Using the entries that follow, collect the lines where the word "title" appears.
★ ★ ★ ★ ★ ★ ★
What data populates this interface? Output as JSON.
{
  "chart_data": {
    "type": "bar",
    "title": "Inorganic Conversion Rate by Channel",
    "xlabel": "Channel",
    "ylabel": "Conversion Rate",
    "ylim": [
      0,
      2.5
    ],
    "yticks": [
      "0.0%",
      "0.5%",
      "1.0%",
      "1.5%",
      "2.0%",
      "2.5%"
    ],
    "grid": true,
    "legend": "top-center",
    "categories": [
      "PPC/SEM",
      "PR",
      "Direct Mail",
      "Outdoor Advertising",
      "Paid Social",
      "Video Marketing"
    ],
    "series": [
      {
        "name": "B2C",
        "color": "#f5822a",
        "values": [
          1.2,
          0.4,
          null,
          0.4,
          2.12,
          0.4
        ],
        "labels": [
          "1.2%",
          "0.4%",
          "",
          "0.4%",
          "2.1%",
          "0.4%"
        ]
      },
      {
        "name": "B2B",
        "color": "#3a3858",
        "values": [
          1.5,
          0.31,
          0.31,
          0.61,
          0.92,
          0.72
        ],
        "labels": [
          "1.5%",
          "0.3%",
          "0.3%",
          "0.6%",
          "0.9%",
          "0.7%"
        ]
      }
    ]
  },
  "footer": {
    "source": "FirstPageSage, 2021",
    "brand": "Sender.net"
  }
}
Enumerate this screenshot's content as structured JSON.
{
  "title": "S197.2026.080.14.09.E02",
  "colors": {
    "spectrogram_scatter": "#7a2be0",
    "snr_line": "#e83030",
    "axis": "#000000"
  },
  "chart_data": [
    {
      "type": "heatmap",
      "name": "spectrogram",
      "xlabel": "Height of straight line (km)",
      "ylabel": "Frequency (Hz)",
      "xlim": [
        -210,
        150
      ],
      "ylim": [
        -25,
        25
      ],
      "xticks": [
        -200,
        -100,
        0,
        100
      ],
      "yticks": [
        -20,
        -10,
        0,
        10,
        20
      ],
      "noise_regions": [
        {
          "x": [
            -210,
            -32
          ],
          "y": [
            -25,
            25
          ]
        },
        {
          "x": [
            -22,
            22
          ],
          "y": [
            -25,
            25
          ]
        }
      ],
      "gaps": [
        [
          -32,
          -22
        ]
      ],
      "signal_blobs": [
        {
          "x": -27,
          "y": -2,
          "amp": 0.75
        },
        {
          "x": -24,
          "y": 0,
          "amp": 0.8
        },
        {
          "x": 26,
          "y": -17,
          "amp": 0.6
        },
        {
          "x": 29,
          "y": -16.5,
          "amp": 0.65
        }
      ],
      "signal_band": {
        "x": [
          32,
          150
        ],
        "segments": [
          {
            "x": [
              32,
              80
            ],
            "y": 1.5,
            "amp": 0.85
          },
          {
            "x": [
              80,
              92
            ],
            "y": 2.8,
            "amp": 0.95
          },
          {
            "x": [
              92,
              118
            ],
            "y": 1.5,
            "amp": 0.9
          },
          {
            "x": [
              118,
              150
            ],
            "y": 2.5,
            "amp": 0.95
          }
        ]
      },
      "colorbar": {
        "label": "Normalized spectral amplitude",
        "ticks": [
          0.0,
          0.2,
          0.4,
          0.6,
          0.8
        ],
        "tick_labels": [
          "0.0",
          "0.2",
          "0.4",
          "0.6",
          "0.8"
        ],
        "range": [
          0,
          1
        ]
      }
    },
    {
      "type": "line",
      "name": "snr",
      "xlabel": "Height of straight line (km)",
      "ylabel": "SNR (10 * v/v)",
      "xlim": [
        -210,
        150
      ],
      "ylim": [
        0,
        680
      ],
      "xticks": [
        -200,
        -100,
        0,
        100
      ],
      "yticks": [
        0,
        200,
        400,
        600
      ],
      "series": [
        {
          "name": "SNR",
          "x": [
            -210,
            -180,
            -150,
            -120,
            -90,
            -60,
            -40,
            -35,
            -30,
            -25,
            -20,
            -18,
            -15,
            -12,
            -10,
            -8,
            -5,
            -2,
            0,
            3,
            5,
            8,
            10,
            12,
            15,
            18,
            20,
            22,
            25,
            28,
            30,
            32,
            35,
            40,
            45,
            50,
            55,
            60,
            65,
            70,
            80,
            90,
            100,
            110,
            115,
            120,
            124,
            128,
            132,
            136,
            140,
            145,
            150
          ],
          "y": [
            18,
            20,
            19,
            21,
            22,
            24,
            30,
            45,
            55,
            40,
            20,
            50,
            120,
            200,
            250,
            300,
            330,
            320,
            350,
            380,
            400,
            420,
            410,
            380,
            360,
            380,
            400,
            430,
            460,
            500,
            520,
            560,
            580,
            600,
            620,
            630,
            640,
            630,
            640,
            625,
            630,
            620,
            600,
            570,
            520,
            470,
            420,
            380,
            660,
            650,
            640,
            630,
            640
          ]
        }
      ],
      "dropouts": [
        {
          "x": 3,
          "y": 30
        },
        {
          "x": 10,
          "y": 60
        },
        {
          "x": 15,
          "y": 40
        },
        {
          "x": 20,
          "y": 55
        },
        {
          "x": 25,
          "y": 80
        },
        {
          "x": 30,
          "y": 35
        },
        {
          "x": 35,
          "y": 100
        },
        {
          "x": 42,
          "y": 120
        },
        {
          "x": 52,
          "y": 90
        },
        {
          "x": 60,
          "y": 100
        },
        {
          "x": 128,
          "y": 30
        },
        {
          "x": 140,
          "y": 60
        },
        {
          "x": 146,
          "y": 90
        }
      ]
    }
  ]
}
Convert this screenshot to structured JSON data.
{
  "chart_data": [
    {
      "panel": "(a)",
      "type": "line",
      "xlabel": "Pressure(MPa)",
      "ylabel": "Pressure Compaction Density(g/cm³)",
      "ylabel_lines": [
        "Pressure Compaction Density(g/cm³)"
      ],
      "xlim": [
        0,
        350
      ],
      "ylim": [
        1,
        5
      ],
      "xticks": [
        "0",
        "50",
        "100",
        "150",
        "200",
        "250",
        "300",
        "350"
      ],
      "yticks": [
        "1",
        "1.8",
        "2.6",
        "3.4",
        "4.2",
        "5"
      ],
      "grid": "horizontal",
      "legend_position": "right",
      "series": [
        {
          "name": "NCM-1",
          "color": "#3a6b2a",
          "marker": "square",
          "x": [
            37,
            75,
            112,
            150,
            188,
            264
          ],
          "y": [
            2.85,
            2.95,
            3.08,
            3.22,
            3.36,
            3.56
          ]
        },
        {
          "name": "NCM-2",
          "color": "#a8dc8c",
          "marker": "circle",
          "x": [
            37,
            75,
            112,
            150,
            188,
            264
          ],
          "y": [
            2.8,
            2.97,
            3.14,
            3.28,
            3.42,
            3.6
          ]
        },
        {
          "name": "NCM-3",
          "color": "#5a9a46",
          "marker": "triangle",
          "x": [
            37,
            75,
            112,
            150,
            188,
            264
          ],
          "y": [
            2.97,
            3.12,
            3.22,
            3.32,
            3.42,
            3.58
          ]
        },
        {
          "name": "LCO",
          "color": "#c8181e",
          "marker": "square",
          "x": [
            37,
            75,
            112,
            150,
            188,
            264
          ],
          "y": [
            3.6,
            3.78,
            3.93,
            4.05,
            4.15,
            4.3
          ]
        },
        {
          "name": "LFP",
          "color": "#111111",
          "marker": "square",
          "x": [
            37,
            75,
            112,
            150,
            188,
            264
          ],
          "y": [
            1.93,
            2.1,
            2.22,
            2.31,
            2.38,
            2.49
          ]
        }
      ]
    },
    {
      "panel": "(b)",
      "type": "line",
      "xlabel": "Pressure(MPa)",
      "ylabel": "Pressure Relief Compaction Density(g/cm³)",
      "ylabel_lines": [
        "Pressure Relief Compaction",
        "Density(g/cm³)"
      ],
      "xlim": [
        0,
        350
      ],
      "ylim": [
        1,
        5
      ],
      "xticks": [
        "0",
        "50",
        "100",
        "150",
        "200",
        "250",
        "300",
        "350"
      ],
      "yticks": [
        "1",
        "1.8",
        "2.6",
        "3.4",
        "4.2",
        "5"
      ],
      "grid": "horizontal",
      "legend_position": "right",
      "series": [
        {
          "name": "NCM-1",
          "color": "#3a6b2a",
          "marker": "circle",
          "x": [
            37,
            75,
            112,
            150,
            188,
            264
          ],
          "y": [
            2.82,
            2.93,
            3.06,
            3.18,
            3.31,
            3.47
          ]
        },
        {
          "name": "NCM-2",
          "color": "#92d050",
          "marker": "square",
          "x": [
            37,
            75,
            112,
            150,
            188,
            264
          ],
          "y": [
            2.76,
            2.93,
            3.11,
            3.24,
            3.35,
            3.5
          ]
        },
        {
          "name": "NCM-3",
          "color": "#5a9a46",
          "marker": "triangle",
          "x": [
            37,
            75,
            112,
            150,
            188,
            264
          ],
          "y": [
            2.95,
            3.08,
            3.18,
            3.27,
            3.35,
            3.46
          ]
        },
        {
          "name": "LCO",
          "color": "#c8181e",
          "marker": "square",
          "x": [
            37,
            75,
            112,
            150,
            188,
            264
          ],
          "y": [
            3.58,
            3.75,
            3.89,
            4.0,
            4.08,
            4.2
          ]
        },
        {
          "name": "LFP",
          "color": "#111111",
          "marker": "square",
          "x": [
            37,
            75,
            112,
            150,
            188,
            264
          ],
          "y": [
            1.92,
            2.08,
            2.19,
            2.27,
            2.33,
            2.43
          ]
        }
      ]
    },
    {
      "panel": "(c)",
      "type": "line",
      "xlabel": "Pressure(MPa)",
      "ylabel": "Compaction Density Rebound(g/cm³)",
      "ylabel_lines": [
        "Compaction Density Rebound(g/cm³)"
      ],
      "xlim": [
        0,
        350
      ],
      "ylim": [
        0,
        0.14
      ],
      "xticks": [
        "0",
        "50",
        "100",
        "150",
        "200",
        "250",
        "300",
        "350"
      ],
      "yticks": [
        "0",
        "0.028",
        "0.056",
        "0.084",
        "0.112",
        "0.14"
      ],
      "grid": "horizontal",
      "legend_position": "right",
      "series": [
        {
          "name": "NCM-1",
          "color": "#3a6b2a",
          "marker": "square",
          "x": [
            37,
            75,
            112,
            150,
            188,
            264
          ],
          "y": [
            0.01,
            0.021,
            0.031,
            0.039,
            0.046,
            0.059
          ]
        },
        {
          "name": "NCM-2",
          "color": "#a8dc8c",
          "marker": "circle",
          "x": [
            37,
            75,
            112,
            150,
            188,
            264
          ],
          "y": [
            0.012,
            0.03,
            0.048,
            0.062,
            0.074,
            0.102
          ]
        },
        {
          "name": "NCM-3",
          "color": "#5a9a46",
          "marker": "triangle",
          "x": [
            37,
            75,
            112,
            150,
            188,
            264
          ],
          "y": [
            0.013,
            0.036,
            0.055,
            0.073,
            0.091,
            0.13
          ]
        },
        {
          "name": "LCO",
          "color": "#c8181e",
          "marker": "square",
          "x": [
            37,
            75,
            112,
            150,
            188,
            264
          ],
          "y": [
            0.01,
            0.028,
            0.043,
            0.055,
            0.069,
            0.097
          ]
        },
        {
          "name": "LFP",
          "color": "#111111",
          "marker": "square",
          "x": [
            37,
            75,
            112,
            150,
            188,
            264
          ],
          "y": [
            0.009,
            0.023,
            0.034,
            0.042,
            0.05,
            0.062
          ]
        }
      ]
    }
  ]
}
★ ★ ★ ★ ★ ★ ★
Problem solution:
    "title": "Inorganic Conversion Rate by Channel",
  "title": "S197.2026.080.14.09.E02",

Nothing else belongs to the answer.